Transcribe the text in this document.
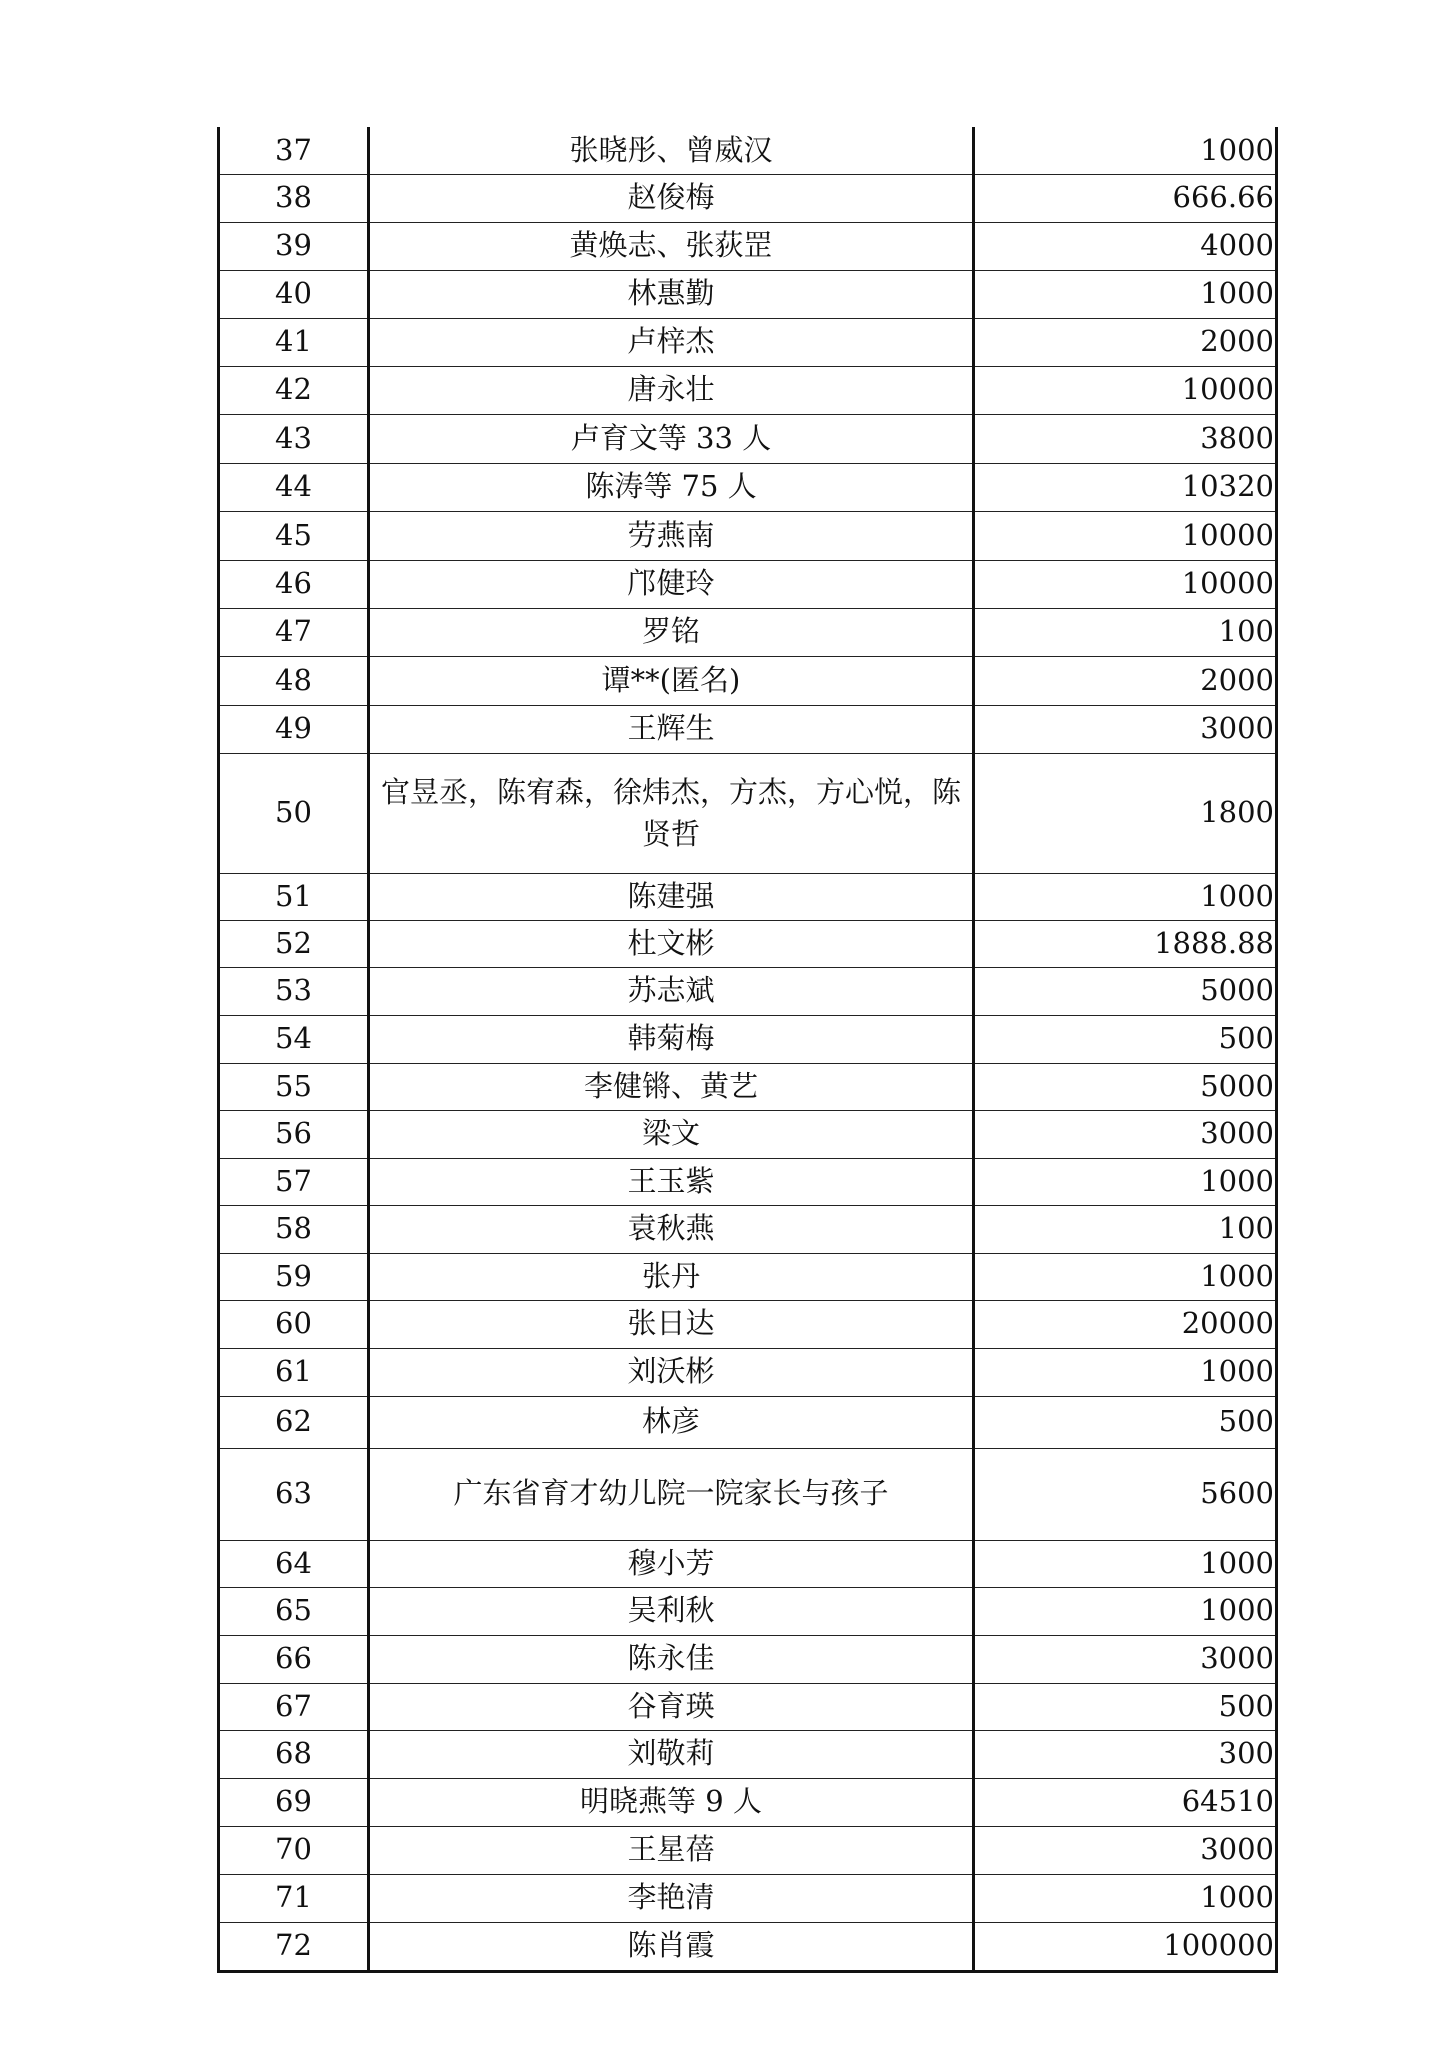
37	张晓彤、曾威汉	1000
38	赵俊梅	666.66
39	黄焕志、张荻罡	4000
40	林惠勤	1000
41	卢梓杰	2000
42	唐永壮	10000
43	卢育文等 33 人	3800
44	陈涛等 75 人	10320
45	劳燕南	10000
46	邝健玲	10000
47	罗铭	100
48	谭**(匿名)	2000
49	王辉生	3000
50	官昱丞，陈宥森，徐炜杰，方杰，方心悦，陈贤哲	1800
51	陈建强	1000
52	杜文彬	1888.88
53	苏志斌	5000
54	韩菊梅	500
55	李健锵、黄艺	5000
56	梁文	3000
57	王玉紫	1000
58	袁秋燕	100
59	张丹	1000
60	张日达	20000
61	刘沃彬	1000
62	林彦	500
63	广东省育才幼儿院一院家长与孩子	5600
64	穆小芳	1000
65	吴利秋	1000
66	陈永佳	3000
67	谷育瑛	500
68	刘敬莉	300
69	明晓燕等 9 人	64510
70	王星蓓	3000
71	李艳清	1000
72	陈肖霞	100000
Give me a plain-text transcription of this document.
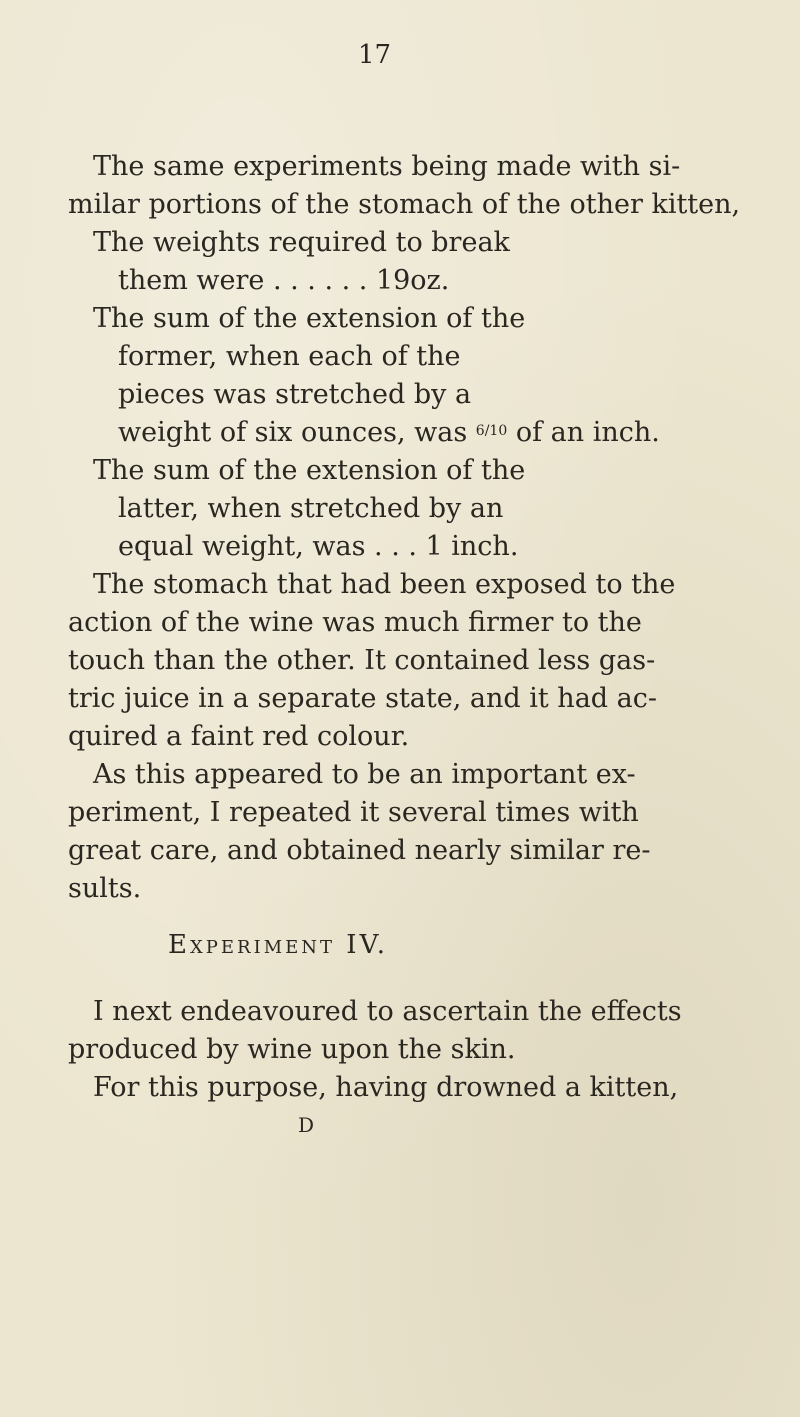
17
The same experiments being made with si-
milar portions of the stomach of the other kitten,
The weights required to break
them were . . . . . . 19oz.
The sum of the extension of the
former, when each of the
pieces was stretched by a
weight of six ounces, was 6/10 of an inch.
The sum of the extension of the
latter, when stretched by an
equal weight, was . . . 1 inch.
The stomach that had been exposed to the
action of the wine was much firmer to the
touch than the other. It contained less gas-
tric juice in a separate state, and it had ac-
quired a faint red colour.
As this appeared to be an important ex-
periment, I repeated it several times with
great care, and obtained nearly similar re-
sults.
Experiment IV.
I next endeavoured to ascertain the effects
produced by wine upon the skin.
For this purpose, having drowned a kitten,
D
# # #
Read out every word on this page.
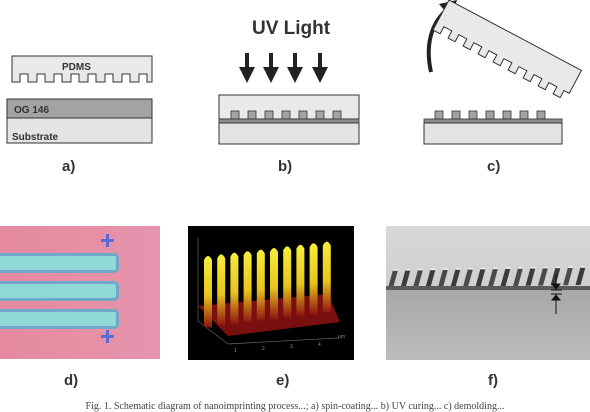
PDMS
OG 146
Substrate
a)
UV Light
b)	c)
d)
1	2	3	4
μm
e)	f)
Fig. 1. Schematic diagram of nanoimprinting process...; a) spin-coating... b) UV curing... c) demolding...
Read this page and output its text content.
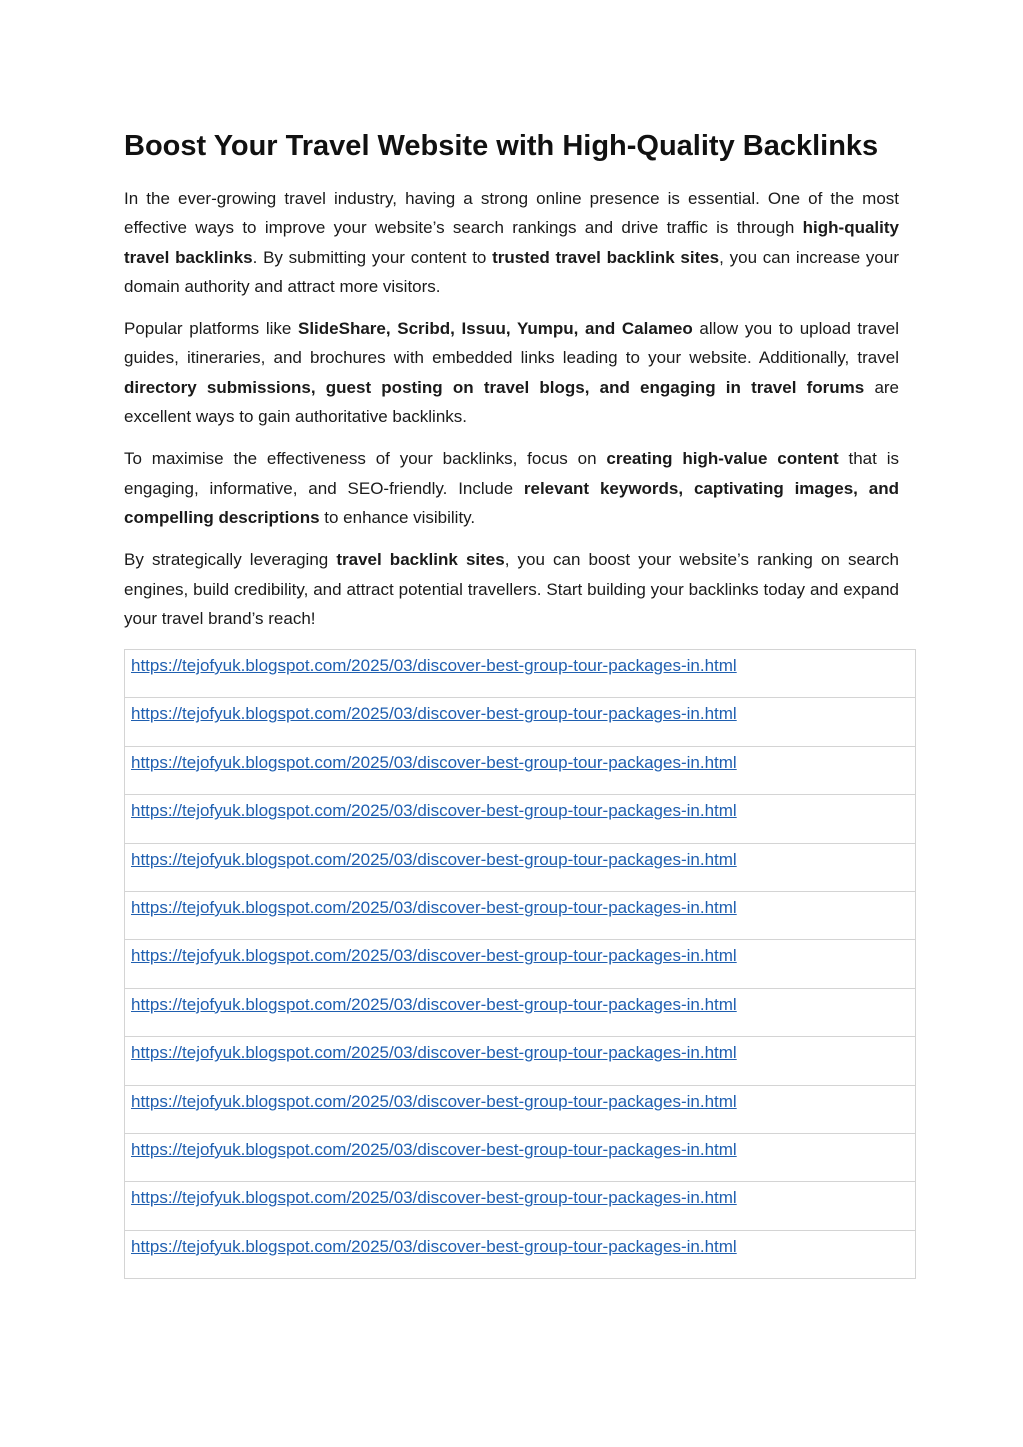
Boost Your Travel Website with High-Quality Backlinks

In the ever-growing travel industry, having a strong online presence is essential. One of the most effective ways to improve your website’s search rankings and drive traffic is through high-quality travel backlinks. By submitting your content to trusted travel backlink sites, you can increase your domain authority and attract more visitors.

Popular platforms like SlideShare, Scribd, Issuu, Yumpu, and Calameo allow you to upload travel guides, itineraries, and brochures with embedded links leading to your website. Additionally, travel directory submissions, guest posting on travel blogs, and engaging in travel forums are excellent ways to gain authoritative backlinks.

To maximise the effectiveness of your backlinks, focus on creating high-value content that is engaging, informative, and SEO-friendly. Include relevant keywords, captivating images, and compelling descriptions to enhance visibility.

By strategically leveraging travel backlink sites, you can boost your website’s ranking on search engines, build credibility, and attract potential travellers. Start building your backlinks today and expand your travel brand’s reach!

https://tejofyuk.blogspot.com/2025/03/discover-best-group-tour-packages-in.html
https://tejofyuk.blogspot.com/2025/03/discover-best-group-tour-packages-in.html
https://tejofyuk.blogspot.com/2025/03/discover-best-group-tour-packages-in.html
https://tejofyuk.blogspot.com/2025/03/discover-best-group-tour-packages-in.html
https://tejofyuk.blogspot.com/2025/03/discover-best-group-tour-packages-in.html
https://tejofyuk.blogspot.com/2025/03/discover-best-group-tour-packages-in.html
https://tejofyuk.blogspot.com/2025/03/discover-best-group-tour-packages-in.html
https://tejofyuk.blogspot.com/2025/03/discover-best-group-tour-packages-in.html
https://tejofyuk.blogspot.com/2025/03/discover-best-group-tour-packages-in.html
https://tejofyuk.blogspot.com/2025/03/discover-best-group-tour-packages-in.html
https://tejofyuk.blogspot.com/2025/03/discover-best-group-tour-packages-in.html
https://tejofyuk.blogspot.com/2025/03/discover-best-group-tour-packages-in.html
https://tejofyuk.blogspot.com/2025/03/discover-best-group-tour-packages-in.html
# # #
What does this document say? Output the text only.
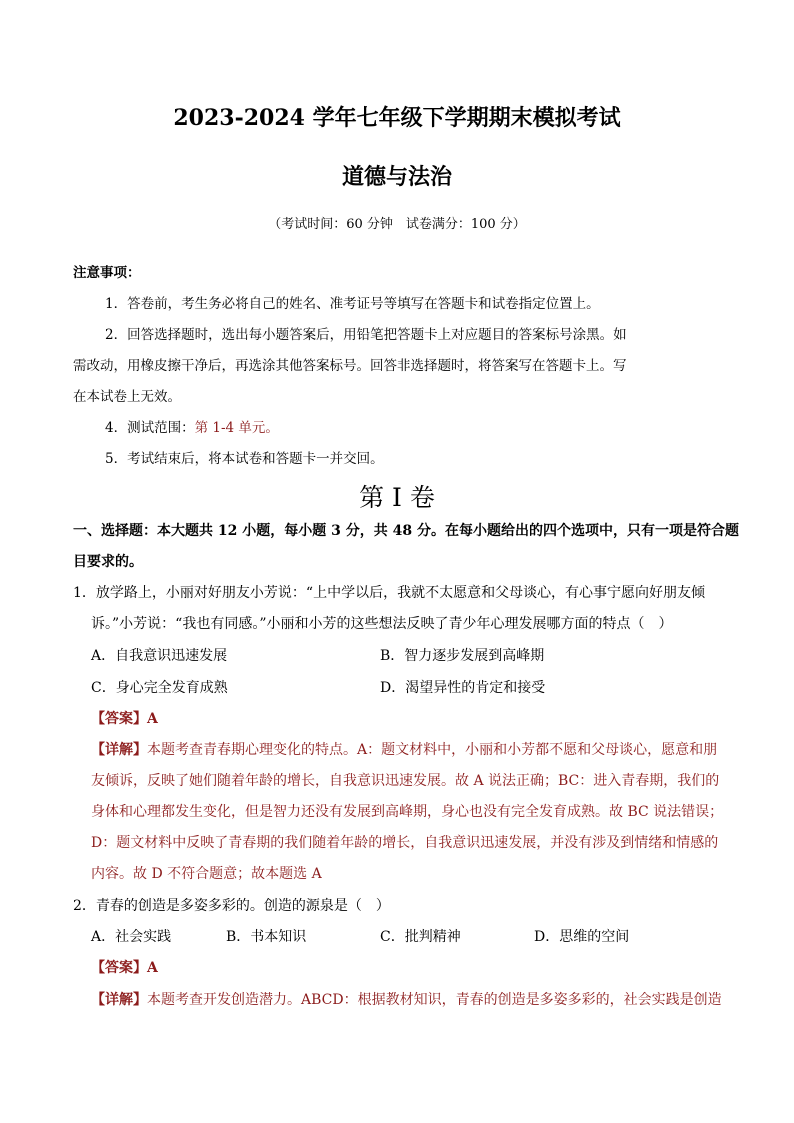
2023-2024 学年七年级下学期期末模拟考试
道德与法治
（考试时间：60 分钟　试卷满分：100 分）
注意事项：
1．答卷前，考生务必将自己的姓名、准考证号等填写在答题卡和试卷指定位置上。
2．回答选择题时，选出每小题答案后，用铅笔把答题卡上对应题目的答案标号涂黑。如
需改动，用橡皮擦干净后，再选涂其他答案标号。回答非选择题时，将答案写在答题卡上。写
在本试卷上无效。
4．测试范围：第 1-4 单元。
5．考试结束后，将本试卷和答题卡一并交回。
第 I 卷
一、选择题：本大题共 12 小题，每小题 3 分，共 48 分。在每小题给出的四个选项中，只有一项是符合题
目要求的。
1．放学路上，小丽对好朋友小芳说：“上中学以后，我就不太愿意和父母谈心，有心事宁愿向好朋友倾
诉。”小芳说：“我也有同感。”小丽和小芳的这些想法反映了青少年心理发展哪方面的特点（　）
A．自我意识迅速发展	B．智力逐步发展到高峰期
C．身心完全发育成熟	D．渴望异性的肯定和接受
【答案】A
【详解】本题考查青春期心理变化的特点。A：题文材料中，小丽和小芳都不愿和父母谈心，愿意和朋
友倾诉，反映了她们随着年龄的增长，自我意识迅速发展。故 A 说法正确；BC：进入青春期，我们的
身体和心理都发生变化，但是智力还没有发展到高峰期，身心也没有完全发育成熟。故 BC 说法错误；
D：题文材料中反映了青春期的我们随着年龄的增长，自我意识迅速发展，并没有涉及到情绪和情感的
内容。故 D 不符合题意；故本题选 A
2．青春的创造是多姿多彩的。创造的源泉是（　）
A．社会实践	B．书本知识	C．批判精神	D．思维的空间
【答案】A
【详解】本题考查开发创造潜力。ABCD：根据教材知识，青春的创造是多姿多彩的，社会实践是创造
# # #
▸ **Challenge**
Filter the records down to the lines that contain the string "page", and copy those lines.

▸ **Task response**
Read out every word on this page.
Read this page and output its text content.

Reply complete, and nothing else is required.